• **Text provided**:
|---|
# 300 amp service (2) 150 amp mains



## Jlarson (Jun 28, 2009)

Nice work :thumbsup:


----------



## Magnettica (Jan 23, 2007)

Oh yeah the sign reads:

KEEP OUT! 
NO EXCUSES!
CLASSIC ELECTRIC LLC
732-770-1437

Hopefully this'll detract from impatient morons too lazy to get out an extension cord from pretending to be an electrician. This happened in the old MLO panel on the job not pictured.


----------



## B4T (Feb 10, 2009)

Nice job.. :thumbsup:

I like having mains on top also, but some here will say you wasted wire.

Hard to get past.. "It looks upside down" when you flip the panel


----------



## McClary’s Electrical (Feb 21, 2009)

As usual, good looking work Mag:thumbsup:


But why split bolts instead of polaris?


----------



## Jlarson (Jun 28, 2009)

Black4Truck said:


> Nice job.. :thumbsup:
> 
> I like having mains on top also, but some here will say you wasted wire.


Yeah I do kinda agree there. Flipping them would have been they way I would have gone.


----------



## McClary’s Electrical (Feb 21, 2009)

Black4Truck said:


> Nice job.. :thumbsup:
> 
> I like having mains on top also, but some here will say you wasted wire.
> 
> Hard to get past.. "It looks upside down" when you flip the panel


 

I definately would have flipped them, but I didn't mention it:whistling2:


----------



## Magnettica (Jan 23, 2007)

Black4Truck said:


> Nice job.. :thumbsup:
> 
> I like having mains on top also, but some here will say you wasted wire.
> 
> Hard to get past.. "It looks upside down" when you flip the panel


No doubt, Bob. NOLA and Pete C. was already ripping me on my Facebook page for that. I told them you and I know how to do it the correct way lmao. :laughing:


----------



## Magnettica (Jan 23, 2007)

mcclary's electrical said:


> As usual, good looking work Mag:thumbsup:
> 
> 
> But why split bolts instead of polaris?


My supplier was sold out. :jester:


----------



## electricmanscott (Feb 11, 2010)

Looks good. :thumbup:

Why not 40 ckt panels?


----------



## B4T (Feb 10, 2009)

Nobody goes to the trouble of installing a full sheet of plywood and then painting it.. best part of the job IMO.. :thumbsup:


----------



## McClary’s Electrical (Feb 21, 2009)

Why'd they drill the joist so close to the bottom?


----------



## Jlarson (Jun 28, 2009)

Black4Truck said:


> Nobody goes to the trouble of installing a full sheet of plywood and then painting it.. best part of the job IMO.. :thumbsup:


We use plastic coated plywood a lot, no painting necessary.


----------



## B4T (Feb 10, 2009)

Jlarson said:


> We use plastic coated plywood a lot, no painting necessary.



I've never seen that.. HD???


----------



## Jlarson (Jun 28, 2009)

Black4Truck said:


> I've never seen that.. HD???


No, it's a building or lumber supply place thing.


----------



## Magnettica (Jan 23, 2007)

electricmanscott said:


> Looks good. :thumbup:
> 
> Why not 40 ckt panels?
|---|
• **Written task A**:
Answer these from the forum thread on the 300 amp service with two 150 amp mains:
(i) What company name appears on the sign?
(ii) Why were split bolts used instead of Polaris connectors?
(iii) Where does Jlarson say plastic coated plywood can be found?
• **Written task B**: Resume the forum thread on the 300 amp service with two 150 amp mains, picking up right after its last line.
The material placed after this plays no part in any task.

• **Data excerpt**:
|---|
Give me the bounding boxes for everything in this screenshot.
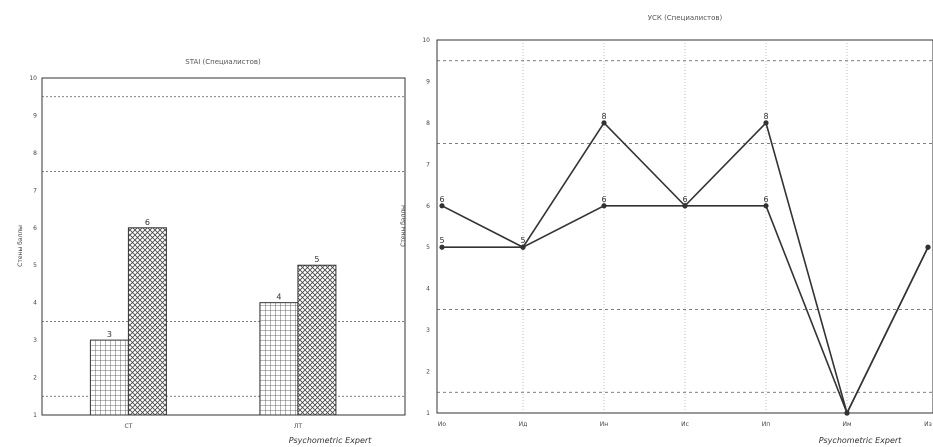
|---|
• **Written response A**:
(i) Classic Electric LLC
(ii) The supplier was sold out.
(iii) At a building or lumber supply place.

• **Written response B**:
Extra. 

Hey, we even used aluminum on this one! All of the grounding though is in copper including a new Ufer.


----------



## Magnettica (Jan 23, 2007)

Black4Truck said:


> Nobody goes to the trouble of installing a full sheet of plywood and then painting it.. best part of the job IMO.. :thumbsup:


Funny side story to the plywood. Long story short, my 2 back doors were open and bungeed shut to accommodate the full sheet. My bag of tools and (2) 2x4's fell out the back of the truck on a sharp left turn up a hill. Blocked traffic and everything! :laughing:


----------



## Magnettica (Jan 23, 2007)

mcclary's electrical said:


> Why'd they drill the joist so close to the bottom?


Because I didn't feel like going up an extra step on the ladder. :whistling2: :laughing:


----------



## Magnettica (Jan 23, 2007)

Is this an issue? I'm not gonna say what's wrong. See if you see it.


----------



## Jlarson (Jun 28, 2009)

Magnettica said:


> Funny side story to the plywood. Long story short, my 2 back doors were open and bungeed shut to accommodate the full sheet. My bag of tools and (2) 2x4's fell out the back of the truck on a sharp left turn up a hill. Blocked traffic and everything!


One time it was really good to have a closed top tool bag huh? :laughing:


----------



## randas (Dec 14, 2008)

Magnettica said:


> Is this an issue? I'm not gonna say what's wrong. See if you see it.


Spacer is supposed to be between the conductors and I don't see penetrox :whistling2:


----------



## Magnettica (Jan 23, 2007)

Jlarson said:


> One time it was really good to have a closed top tool bag huh? :laughing:


Funny thing is nothing fell out. And I rarely belt her shut. Usually there's at least 50 pounds of **** in there.


----------



## Magnettica (Jan 23, 2007)

randas said:


> Spacer is supposed to be between the conductors and I don't see penetrox :whistling2:


That's it, and the backward ass split-bolt connector. I'm gonna fix that.


----------



## Jlarson (Jun 28, 2009)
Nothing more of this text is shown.